Do this:
Your answer is a single number: how many lines hold the word "퇴직연금"?

--------------------------------

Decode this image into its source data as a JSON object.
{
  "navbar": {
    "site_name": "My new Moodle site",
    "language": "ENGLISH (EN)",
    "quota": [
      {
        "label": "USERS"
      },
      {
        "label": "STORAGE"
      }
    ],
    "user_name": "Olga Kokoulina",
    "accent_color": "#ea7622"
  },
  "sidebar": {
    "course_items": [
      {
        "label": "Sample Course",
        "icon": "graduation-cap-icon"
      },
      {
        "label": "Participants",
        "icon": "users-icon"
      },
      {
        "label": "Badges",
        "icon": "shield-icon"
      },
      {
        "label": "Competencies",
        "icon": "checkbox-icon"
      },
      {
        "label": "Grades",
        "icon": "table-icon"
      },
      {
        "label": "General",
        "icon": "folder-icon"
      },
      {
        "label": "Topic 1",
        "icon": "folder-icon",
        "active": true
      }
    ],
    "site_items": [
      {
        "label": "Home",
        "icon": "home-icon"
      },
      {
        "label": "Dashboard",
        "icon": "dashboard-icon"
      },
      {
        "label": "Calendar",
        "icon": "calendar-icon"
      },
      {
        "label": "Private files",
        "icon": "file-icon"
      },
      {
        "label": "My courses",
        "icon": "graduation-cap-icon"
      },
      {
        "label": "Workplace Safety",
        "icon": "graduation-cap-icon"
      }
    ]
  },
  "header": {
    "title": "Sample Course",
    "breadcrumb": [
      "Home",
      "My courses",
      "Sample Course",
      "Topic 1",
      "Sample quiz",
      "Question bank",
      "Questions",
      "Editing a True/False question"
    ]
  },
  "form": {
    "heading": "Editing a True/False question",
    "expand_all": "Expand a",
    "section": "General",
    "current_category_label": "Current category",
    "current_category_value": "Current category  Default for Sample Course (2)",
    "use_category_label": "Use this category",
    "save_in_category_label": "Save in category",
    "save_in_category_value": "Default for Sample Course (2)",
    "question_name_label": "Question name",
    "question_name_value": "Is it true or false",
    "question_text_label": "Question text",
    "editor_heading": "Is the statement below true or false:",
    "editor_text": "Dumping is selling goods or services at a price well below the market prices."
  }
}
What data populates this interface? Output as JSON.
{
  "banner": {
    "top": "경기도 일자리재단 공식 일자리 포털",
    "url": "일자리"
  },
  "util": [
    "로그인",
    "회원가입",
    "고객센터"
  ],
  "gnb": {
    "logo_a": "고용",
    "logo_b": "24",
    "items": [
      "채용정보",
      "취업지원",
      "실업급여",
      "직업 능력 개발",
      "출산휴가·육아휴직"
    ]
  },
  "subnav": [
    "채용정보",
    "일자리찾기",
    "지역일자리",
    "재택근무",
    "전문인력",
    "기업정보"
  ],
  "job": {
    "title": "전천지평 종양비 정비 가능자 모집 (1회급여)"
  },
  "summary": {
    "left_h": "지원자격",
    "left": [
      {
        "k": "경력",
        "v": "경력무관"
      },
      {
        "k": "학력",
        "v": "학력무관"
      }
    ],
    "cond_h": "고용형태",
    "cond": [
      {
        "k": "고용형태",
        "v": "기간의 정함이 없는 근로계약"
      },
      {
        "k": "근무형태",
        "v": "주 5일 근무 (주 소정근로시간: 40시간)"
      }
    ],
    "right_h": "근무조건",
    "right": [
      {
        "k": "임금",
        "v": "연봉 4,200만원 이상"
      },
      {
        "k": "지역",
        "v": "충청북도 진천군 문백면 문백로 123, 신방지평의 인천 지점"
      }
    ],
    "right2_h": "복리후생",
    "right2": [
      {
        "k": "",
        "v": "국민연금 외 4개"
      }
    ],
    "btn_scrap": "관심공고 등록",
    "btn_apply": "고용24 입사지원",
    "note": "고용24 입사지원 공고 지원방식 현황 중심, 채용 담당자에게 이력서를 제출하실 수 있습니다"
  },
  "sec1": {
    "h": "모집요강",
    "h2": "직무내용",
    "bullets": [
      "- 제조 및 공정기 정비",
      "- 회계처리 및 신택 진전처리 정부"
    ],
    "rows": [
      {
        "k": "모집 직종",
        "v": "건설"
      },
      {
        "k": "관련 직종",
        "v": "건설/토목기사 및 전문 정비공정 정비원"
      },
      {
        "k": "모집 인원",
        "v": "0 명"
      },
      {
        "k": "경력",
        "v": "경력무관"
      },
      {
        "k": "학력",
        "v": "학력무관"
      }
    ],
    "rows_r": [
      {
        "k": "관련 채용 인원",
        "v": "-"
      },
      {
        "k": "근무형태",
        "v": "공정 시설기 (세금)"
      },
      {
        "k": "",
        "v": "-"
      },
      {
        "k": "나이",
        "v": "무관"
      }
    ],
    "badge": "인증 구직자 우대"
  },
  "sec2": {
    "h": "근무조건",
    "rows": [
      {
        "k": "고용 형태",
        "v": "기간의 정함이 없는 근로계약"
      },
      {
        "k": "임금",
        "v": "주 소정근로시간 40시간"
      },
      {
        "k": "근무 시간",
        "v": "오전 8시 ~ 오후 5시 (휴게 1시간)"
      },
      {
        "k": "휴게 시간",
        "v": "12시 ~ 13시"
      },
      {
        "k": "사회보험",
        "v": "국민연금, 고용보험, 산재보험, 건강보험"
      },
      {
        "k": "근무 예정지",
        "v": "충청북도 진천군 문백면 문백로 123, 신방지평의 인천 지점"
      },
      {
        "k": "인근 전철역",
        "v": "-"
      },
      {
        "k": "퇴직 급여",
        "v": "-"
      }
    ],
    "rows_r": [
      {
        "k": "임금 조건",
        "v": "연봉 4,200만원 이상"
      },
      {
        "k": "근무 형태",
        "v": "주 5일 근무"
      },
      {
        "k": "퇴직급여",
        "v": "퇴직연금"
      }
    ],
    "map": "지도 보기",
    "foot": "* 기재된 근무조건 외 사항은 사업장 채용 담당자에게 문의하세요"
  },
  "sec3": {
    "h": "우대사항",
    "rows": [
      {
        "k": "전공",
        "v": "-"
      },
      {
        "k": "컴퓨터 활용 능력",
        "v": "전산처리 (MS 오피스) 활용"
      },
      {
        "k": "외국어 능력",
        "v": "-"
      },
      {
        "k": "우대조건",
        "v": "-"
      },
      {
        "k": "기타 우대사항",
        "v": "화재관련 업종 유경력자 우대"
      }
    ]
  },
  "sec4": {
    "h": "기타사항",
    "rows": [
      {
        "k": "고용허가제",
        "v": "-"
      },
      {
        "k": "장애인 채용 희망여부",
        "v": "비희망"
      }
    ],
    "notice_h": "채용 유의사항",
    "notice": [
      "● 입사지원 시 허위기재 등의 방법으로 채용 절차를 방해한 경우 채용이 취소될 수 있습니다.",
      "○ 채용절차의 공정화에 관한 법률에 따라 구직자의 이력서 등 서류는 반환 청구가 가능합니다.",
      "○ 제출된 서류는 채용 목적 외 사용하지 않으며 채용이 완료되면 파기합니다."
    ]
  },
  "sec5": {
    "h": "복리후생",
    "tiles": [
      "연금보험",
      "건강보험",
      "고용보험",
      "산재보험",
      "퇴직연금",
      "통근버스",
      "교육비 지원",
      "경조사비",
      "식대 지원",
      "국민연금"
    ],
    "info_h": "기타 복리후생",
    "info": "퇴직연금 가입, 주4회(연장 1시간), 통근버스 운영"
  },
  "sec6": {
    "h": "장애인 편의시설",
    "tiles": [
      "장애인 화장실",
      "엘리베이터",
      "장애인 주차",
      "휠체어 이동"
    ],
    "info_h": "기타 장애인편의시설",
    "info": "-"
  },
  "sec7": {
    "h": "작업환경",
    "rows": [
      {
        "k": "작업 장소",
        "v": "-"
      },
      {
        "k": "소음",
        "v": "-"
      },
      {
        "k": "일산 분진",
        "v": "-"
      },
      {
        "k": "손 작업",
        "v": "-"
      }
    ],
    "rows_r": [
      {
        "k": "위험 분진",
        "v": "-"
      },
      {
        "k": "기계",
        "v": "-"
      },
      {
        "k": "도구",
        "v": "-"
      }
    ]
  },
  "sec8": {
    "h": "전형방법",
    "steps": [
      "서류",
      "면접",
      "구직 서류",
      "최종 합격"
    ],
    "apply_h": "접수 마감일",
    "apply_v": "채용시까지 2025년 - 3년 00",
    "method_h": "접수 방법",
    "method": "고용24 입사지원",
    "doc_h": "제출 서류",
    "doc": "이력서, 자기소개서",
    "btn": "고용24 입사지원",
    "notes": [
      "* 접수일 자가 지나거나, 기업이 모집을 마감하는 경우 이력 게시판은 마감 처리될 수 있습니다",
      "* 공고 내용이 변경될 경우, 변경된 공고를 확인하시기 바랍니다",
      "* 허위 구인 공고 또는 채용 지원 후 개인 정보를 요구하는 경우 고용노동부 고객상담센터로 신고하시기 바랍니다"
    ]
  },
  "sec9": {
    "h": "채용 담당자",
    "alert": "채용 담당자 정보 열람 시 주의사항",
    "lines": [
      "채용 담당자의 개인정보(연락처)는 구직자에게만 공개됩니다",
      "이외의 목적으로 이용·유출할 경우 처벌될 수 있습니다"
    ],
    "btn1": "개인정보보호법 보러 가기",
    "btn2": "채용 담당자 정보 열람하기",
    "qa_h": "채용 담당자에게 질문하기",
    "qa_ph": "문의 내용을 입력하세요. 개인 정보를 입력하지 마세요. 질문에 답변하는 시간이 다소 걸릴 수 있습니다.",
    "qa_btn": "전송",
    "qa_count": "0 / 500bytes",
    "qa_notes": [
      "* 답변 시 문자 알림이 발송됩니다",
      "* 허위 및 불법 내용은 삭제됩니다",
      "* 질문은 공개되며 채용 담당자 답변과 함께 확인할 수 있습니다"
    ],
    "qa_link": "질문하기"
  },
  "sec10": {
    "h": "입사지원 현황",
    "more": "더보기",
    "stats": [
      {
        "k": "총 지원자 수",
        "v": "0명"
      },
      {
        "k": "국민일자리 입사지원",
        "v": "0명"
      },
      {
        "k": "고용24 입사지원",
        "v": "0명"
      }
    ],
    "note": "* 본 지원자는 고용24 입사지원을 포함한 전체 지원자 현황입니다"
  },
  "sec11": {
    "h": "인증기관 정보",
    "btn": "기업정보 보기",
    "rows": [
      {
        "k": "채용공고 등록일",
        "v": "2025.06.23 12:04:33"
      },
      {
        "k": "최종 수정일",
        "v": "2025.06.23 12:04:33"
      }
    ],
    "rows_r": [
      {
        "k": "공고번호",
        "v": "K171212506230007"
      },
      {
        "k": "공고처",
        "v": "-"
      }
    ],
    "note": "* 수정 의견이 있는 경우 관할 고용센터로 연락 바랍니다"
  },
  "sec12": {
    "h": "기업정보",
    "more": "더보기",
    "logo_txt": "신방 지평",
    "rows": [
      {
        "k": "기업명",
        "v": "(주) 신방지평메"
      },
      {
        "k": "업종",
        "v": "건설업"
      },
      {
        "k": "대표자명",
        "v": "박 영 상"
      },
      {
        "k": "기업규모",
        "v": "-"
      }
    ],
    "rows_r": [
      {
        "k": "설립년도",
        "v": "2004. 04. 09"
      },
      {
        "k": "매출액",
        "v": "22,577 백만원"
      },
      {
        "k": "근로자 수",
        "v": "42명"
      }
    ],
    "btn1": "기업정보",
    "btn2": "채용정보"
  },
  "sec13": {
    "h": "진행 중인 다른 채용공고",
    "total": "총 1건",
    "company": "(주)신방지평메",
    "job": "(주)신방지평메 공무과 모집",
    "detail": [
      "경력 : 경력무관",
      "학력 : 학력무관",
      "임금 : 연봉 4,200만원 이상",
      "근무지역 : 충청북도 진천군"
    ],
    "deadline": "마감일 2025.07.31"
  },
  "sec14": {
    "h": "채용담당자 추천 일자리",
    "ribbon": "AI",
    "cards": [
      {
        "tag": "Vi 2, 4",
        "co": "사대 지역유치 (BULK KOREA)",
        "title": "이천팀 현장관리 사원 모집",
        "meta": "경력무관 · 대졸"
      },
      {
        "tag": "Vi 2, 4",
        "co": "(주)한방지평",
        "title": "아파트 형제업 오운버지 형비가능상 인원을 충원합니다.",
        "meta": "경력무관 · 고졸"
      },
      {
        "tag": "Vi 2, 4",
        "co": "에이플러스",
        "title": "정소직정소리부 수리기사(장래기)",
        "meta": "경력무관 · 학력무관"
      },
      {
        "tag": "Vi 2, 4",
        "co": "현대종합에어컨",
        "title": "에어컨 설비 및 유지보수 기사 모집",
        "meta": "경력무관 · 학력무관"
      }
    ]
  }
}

--------------------------------

Response for this exercise:
3